(Dataset records)
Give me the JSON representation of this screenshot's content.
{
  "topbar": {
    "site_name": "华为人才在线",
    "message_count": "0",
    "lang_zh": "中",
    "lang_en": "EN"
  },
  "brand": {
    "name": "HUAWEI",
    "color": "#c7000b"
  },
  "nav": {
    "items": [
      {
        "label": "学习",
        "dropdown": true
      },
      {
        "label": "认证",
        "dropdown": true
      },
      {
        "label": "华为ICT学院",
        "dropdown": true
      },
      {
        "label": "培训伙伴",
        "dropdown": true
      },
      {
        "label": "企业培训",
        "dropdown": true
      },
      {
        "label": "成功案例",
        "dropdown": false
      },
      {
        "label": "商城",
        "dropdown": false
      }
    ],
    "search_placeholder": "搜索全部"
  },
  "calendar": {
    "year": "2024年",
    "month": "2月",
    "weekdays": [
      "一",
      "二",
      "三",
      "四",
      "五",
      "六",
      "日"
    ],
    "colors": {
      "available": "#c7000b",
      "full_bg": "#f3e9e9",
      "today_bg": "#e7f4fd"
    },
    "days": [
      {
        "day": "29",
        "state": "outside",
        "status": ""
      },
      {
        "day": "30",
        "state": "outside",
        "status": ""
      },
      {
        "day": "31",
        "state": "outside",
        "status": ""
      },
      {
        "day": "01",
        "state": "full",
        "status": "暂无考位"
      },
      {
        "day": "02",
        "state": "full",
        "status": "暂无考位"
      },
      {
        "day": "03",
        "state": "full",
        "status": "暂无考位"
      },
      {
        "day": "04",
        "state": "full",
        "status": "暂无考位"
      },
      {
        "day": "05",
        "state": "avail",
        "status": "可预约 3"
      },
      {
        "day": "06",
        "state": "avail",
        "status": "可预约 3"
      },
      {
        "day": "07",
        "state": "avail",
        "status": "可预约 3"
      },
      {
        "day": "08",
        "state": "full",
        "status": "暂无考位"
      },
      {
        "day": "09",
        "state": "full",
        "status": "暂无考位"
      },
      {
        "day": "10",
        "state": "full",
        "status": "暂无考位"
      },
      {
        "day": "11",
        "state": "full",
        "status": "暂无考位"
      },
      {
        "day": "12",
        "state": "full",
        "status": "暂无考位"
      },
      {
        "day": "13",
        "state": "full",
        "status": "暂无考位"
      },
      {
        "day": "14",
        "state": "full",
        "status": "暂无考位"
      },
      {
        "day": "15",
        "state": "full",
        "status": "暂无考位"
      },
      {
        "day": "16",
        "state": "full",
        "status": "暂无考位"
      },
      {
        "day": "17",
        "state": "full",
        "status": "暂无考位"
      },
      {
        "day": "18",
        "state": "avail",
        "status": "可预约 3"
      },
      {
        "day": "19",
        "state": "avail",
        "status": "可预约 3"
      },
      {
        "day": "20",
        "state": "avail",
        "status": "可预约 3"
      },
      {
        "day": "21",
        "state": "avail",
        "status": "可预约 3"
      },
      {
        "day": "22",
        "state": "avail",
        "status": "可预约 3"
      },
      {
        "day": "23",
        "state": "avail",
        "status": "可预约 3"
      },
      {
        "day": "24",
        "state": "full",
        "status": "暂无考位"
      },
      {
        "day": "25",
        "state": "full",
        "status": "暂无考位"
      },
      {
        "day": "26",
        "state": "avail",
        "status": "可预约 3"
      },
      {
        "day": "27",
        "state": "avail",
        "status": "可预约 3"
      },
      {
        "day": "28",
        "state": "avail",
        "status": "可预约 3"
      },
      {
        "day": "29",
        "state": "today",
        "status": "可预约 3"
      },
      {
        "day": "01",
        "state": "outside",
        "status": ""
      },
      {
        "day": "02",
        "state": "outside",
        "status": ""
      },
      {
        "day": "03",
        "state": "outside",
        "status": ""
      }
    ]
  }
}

Instruction:
Extract every entry above as it appears.

Written response:
Give me the JSON representation of this screenshot's content.
{
  "topbar": {
    "site_name": "华为人才在线",
    "message_count": "0",
    "lang_zh": "中",
    "lang_en": "EN"
  },
  "brand": {
    "name": "HUAWEI",
    "color": "#c7000b"
  },
  "nav": {
    "items": [
      {
        "label": "学习",
        "dropdown": true
      },
      {
        "label": "认证",
        "dropdown": true
      },
      {
        "label": "华为ICT学院",
        "dropdown": true
      },
      {
        "label": "培训伙伴",
        "dropdown": true
      },
      {
        "label": "企业培训",
        "dropdown": true
      },
      {
        "label": "成功案例",
        "dropdown": false
      },
      {
        "label": "商城",
        "dropdown": false
      }
    ],
    "search_placeholder": "搜索全部"
  },
  "calendar": {
    "year": "2024年",
    "month": "2月",
    "weekdays": [
      "一",
      "二",
      "三",
      "四",
      "五",
      "六",
      "日"
    ],
    "colors": {
      "available": "#c7000b",
      "full_bg": "#f3e9e9",
      "today_bg": "#e7f4fd"
    },
    "days": [
      {
        "day": "29",
        "state": "outside",
        "status": ""
      },
      {
        "day": "30",
        "state": "outside",
        "status": ""
      },
      {
        "day": "31",
        "state": "outside",
        "status": ""
      },
      {
        "day": "01",
        "state": "full",
        "status": "暂无考位"
      },
      {
        "day": "02",
        "state": "full",
        "status": "暂无考位"
      },
      {
        "day": "03",
        "state": "full",
        "status": "暂无考位"
      },
      {
        "day": "04",
        "state": "full",
        "status": "暂无考位"
      },
      {
        "day": "05",
        "state": "avail",
        "status": "可预约 3"
      },
      {
        "day": "06",
        "state": "avail",
        "status": "可预约 3"
      },
      {
        "day": "07",
        "state": "avail",
        "status": "可预约 3"
      },
      {
        "day": "08",
        "state": "full",
        "status": "暂无考位"
      },
      {
        "day": "09",
        "state": "full",
        "status": "暂无考位"
      },
      {
        "day": "10",
        "state": "full",
        "status": "暂无考位"
      },
      {
        "day": "11",
        "state": "full",
        "status": "暂无考位"
      },
      {
        "day": "12",
        "state": "full",
        "status": "暂无考位"
      },
      {
        "day": "13",
        "state": "full",
        "status": "暂无考位"
      },
      {
        "day": "14",
        "state": "full",
        "status": "暂无考位"
      },
      {
        "day": "15",
        "state": "full",
        "status": "暂无考位"
      },
      {
        "day": "16",
        "state": "full",
        "status": "暂无考位"
      },
      {
        "day": "17",
        "state": "full",
        "status": "暂无考位"
      },
      {
        "day": "18",
        "state": "avail",
        "status": "可预约 3"
      },
      {
        "day": "19",
        "state": "avail",
        "status": "可预约 3"
      },
      {
        "day": "20",
        "state": "avail",
        "status": "可预约 3"
      },
      {
        "day": "21",
        "state": "avail",
        "status": "可预约 3"
      },
      {
        "day": "22",
        "state": "avail",
        "status": "可预约 3"
      },
      {
        "day": "23",
        "state": "avail",
        "status": "可预约 3"
      },
      {
        "day": "24",
        "state": "full",
        "status": "暂无考位"
      },
      {
        "day": "25",
        "state": "full",
        "status": "暂无考位"
      },
      {
        "day": "26",
        "state": "avail",
        "status": "可预约 3"
      },
      {
        "day": "27",
        "state": "avail",
        "status": "可预约 3"
      },
      {
        "day": "28",
        "state": "avail",
        "status": "可预约 3"
      },
      {
        "day": "29",
        "state": "today",
        "status": "可预约 3"
      },
      {
        "day": "01",
        "state": "outside",
        "status": ""
      },
      {
        "day": "02",
        "state": "outside",
        "status": ""
      },
      {
        "day": "03",
        "state": "outside",
        "status": ""
      }
    ]
  }
}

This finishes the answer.